* [Material provided]:

+ + + + +

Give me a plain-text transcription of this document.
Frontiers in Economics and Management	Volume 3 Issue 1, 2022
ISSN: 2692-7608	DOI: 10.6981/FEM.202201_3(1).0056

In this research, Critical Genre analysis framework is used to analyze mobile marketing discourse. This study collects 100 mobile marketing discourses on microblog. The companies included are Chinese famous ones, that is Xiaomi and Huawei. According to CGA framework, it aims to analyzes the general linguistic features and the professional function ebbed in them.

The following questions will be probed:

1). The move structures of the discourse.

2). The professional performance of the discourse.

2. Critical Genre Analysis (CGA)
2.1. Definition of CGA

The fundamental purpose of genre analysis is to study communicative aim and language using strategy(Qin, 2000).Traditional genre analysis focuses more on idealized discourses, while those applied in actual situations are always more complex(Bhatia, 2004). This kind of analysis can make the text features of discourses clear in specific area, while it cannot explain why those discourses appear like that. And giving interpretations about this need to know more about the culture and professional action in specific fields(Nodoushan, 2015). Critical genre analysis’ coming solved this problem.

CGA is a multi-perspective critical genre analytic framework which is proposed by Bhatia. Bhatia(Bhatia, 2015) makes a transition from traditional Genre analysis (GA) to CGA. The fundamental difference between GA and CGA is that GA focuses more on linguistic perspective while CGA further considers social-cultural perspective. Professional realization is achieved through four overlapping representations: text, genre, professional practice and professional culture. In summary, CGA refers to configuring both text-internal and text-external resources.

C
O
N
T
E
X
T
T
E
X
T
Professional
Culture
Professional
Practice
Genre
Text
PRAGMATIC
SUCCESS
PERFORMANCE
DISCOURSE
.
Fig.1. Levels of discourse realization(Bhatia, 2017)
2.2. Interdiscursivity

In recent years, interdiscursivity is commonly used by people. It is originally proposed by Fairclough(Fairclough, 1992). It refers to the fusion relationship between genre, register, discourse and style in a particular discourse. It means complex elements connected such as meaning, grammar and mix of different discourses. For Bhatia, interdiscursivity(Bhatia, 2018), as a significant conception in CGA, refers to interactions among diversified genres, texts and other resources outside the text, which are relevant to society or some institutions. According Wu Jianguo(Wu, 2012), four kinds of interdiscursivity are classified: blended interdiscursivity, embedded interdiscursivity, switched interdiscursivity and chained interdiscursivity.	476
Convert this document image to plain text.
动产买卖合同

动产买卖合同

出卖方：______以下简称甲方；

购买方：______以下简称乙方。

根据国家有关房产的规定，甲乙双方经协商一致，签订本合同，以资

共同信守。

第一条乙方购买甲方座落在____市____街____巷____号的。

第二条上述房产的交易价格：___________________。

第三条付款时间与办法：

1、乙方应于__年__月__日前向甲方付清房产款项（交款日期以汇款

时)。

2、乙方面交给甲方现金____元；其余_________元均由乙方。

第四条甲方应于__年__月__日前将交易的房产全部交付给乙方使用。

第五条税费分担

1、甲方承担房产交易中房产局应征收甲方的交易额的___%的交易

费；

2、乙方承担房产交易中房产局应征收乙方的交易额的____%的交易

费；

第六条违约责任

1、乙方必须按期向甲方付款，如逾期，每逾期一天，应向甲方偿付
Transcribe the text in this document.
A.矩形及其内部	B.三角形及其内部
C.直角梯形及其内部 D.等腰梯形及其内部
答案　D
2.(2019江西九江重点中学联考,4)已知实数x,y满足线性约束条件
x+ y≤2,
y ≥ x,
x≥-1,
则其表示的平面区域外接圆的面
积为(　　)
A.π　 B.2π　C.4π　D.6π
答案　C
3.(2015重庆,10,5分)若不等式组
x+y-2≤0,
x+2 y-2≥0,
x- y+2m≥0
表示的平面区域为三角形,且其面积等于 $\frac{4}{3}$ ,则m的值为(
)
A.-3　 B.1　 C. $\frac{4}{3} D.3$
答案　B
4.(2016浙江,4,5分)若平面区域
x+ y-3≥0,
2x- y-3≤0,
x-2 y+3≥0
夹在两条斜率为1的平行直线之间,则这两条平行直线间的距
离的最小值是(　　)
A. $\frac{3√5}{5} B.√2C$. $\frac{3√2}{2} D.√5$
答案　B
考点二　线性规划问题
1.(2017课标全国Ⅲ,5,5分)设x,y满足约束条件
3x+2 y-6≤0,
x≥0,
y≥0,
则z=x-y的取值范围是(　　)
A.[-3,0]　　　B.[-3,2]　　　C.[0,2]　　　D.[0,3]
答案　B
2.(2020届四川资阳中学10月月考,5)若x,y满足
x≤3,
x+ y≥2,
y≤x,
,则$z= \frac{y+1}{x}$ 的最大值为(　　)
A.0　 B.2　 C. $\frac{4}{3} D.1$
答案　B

+ + + + +

* [Exercise goal]: Look over the material above and show each line where "frac" appears.

* [Solution to this exercise]:
表示的平面区域为三角形,且其面积等于 $\frac{4}{3}$ ,则m的值为(
A.-3　 B.1　 C. $\frac{4}{3} D.3$
A. $\frac{3√5}{5} B.√2C$. $\frac{3√2}{2} D.√5$
,则$z= \frac{y+1}{x}$ 的最大值为(　　)
A.0　 B.2　 C. $\frac{4}{3} D.1$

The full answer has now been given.